Directions for this task:
Reproduce all of the data exactly.

(Data entries)
• • •

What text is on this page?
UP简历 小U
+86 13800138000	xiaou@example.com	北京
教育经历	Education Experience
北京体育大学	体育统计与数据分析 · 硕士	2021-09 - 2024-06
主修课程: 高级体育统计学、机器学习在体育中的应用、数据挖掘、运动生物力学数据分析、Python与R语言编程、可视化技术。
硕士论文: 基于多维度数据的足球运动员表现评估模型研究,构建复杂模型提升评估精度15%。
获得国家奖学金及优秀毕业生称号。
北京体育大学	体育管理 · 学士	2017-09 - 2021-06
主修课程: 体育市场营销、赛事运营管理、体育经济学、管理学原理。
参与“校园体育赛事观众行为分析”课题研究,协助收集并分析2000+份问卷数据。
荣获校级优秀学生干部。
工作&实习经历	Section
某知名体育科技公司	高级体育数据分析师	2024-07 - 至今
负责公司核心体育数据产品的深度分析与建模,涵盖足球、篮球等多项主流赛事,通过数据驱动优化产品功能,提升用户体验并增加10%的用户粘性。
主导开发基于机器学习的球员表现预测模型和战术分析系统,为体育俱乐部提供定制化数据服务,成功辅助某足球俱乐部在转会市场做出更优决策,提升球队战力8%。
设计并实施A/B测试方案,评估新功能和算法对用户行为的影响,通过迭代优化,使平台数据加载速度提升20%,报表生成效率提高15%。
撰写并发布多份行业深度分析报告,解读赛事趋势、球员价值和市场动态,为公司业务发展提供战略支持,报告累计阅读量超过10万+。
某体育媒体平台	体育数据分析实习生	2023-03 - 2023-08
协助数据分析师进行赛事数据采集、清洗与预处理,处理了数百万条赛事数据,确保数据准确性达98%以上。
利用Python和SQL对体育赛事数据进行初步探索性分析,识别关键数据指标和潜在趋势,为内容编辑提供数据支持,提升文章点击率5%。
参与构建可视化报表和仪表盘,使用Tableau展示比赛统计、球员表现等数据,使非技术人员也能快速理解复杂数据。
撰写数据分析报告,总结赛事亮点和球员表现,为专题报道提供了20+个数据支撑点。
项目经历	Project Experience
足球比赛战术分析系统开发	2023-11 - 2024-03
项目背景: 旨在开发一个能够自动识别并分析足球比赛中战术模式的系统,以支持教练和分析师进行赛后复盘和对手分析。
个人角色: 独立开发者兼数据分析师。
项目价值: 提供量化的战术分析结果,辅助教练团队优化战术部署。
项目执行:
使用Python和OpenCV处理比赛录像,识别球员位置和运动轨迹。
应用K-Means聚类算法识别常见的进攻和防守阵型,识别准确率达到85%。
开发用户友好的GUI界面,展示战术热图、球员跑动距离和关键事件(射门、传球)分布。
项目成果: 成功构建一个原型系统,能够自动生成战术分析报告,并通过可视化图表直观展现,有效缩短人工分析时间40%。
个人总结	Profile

• • •

Expected answer:
What text is on this page?
UP简历 小U
+86 13800138000	xiaou@example.com	北京
教育经历	Education Experience
北京体育大学	体育统计与数据分析 · 硕士	2021-09 - 2024-06
主修课程: 高级体育统计学、机器学习在体育中的应用、数据挖掘、运动生物力学数据分析、Python与R语言编程、可视化技术。
硕士论文: 基于多维度数据的足球运动员表现评估模型研究,构建复杂模型提升评估精度15%。
获得国家奖学金及优秀毕业生称号。
北京体育大学	体育管理 · 学士	2017-09 - 2021-06
主修课程: 体育市场营销、赛事运营管理、体育经济学、管理学原理。
参与“校园体育赛事观众行为分析”课题研究,协助收集并分析2000+份问卷数据。
荣获校级优秀学生干部。
工作&实习经历	Section
某知名体育科技公司	高级体育数据分析师	2024-07 - 至今
负责公司核心体育数据产品的深度分析与建模,涵盖足球、篮球等多项主流赛事,通过数据驱动优化产品功能,提升用户体验并增加10%的用户粘性。
主导开发基于机器学习的球员表现预测模型和战术分析系统,为体育俱乐部提供定制化数据服务,成功辅助某足球俱乐部在转会市场做出更优决策,提升球队战力8%。
设计并实施A/B测试方案,评估新功能和算法对用户行为的影响,通过迭代优化,使平台数据加载速度提升20%,报表生成效率提高15%。
撰写并发布多份行业深度分析报告,解读赛事趋势、球员价值和市场动态,为公司业务发展提供战略支持,报告累计阅读量超过10万+。
某体育媒体平台	体育数据分析实习生	2023-03 - 2023-08
协助数据分析师进行赛事数据采集、清洗与预处理,处理了数百万条赛事数据,确保数据准确性达98%以上。
利用Python和SQL对体育赛事数据进行初步探索性分析,识别关键数据指标和潜在趋势,为内容编辑提供数据支持,提升文章点击率5%。
参与构建可视化报表和仪表盘,使用Tableau展示比赛统计、球员表现等数据,使非技术人员也能快速理解复杂数据。
撰写数据分析报告,总结赛事亮点和球员表现,为专题报道提供了20+个数据支撑点。
项目经历	Project Experience
足球比赛战术分析系统开发	2023-11 - 2024-03
项目背景: 旨在开发一个能够自动识别并分析足球比赛中战术模式的系统,以支持教练和分析师进行赛后复盘和对手分析。
个人角色: 独立开发者兼数据分析师。
项目价值: 提供量化的战术分析结果,辅助教练团队优化战术部署。
项目执行:
使用Python和OpenCV处理比赛录像,识别球员位置和运动轨迹。
应用K-Means聚类算法识别常见的进攻和防守阵型,识别准确率达到85%。
开发用户友好的GUI界面,展示战术热图、球员跑动距离和关键事件(射门、传球)分布。
项目成果: 成功构建一个原型系统,能够自动生成战术分析报告,并通过可视化图表直观展现,有效缩短人工分析时间40%。
个人总结	Profile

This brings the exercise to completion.